What you return should match every record exactly, with the images removed.

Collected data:

******************************

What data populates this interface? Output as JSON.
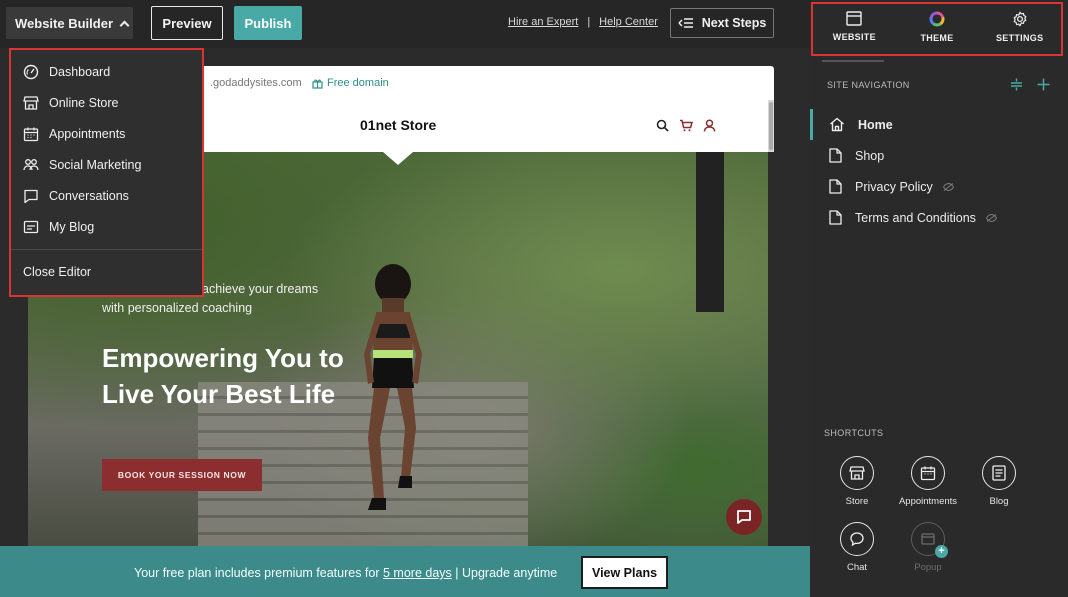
{
  "topbar": {
    "builder_label": "Website Builder",
    "preview_label": "Preview",
    "publish_label": "Publish",
    "hire_link": "Hire an Expert",
    "separator": "|",
    "help_link": "Help Center",
    "next_steps_label": "Next Steps"
  },
  "dropdown": {
    "items": [
      {
        "label": "Dashboard",
        "icon": "dashboard-icon"
      },
      {
        "label": "Online Store",
        "icon": "store-icon"
      },
      {
        "label": "Appointments",
        "icon": "calendar-icon"
      },
      {
        "label": "Social Marketing",
        "icon": "people-icon"
      },
      {
        "label": "Conversations",
        "icon": "chat-icon"
      },
      {
        "label": "My Blog",
        "icon": "blog-icon"
      }
    ],
    "close_label": "Close Editor"
  },
  "site": {
    "domain": ".godaddysites.com",
    "free_domain": "Free domain",
    "title": "01net Store",
    "hero_subtitle": "…er strength and achieve your dreams with personalized coaching",
    "hero_title": "Empowering You to Live Your Best Life",
    "cta": "BOOK YOUR SESSION NOW"
  },
  "banner": {
    "text_before": "Your free plan includes premium features for",
    "link": "5 more days",
    "separator": "|",
    "text_after": "Upgrade anytime",
    "button": "View Plans"
  },
  "panel": {
    "tabs": [
      {
        "label": "WEBSITE",
        "icon": "browser-icon"
      },
      {
        "label": "THEME",
        "icon": "palette-icon"
      },
      {
        "label": "SETTINGS",
        "icon": "gear-icon"
      }
    ],
    "site_nav_header": "SITE NAVIGATION",
    "nav": [
      {
        "label": "Home",
        "icon": "home-icon",
        "active": true,
        "hidden": false
      },
      {
        "label": "Shop",
        "icon": "page-icon",
        "active": false,
        "hidden": false
      },
      {
        "label": "Privacy Policy",
        "icon": "page-icon",
        "active": false,
        "hidden": true
      },
      {
        "label": "Terms and Conditions",
        "icon": "page-icon",
        "active": false,
        "hidden": true
      }
    ],
    "shortcuts_header": "SHORTCUTS",
    "shortcuts": [
      {
        "label": "Store",
        "icon": "store-icon"
      },
      {
        "label": "Appointments",
        "icon": "calendar-icon"
      },
      {
        "label": "Blog",
        "icon": "blog-icon"
      },
      {
        "label": "Chat",
        "icon": "chat-icon"
      },
      {
        "label": "Popup",
        "icon": "popup-icon",
        "disabled": true
      }
    ]
  },
  "colors": {
    "accent": "#48a9a6",
    "highlight_border": "#d93434",
    "cta": "#8c2d2f",
    "banner": "#3d8a8a"
  }
}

******************************

*TASK OUTPUT*
What data populates this interface? Output as JSON.
{
  "topbar": {
    "builder_label": "Website Builder",
    "preview_label": "Preview",
    "publish_label": "Publish",
    "hire_link": "Hire an Expert",
    "separator": "|",
    "help_link": "Help Center",
    "next_steps_label": "Next Steps"
  },
  "dropdown": {
    "items": [
      {
        "label": "Dashboard",
        "icon": "dashboard-icon"
      },
      {
        "label": "Online Store",
        "icon": "store-icon"
      },
      {
        "label": "Appointments",
        "icon": "calendar-icon"
      },
      {
        "label": "Social Marketing",
        "icon": "people-icon"
      },
      {
        "label": "Conversations",
        "icon": "chat-icon"
      },
      {
        "label": "My Blog",
        "icon": "blog-icon"
      }
    ],
    "close_label": "Close Editor"
  },
  "site": {
    "domain": ".godaddysites.com",
    "free_domain": "Free domain",
    "title": "01net Store",
    "hero_subtitle": "…er strength and achieve your dreams with personalized coaching",
    "hero_title": "Empowering You to Live Your Best Life",
    "cta": "BOOK YOUR SESSION NOW"
  },
  "banner": {
    "text_before": "Your free plan includes premium features for",
    "link": "5 more days",
    "separator": "|",
    "text_after": "Upgrade anytime",
    "button": "View Plans"
  },
  "panel": {
    "tabs": [
      {
        "label": "WEBSITE",
        "icon": "browser-icon"
      },
      {
        "label": "THEME",
        "icon": "palette-icon"
      },
      {
        "label": "SETTINGS",
        "icon": "gear-icon"
      }
    ],
    "site_nav_header": "SITE NAVIGATION",
    "nav": [
      {
        "label": "Home",
        "icon": "home-icon",
        "active": true,
        "hidden": false
      },
      {
        "label": "Shop",
        "icon": "page-icon",
        "active": false,
        "hidden": false
      },
      {
        "label": "Privacy Policy",
        "icon": "page-icon",
        "active": false,
        "hidden": true
      },
      {
        "label": "Terms and Conditions",
        "icon": "page-icon",
        "active": false,
        "hidden": true
      }
    ],
    "shortcuts_header": "SHORTCUTS",
    "shortcuts": [
      {
        "label": "Store",
        "icon": "store-icon"
      },
      {
        "label": "Appointments",
        "icon": "calendar-icon"
      },
      {
        "label": "Blog",
        "icon": "blog-icon"
      },
      {
        "label": "Chat",
        "icon": "chat-icon"
      },
      {
        "label": "Popup",
        "icon": "popup-icon",
        "disabled": true
      }
    ]
  },
  "colors": {
    "accent": "#48a9a6",
    "highlight_border": "#d93434",
    "cta": "#8c2d2f",
    "banner": "#3d8a8a"
  }
}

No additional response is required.